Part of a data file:
════════════════

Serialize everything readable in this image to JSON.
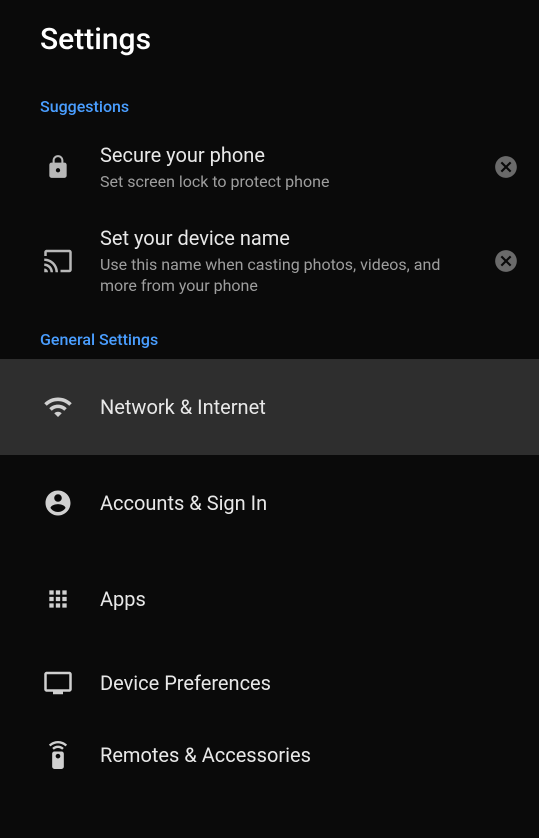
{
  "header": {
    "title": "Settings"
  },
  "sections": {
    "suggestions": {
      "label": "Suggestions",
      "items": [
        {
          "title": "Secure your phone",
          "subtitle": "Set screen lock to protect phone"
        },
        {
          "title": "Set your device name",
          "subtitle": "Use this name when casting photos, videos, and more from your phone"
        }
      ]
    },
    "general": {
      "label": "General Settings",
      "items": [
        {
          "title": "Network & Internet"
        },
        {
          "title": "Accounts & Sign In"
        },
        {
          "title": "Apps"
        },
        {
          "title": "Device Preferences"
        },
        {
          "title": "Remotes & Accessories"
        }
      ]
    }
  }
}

════════════════

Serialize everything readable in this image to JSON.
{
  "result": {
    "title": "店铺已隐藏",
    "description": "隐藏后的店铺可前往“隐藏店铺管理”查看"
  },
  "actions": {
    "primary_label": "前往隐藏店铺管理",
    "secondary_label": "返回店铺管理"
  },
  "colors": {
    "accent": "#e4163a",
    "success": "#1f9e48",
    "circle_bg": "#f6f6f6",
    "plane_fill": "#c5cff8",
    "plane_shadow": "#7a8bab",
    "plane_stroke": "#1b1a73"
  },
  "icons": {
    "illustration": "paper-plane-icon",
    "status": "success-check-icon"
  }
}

════════════════

--- Stated task ---
Using the records given above, list every line that includes the word "success".

--- Final answer ---
    "success": "#1f9e48",
    "status": "success-check-icon"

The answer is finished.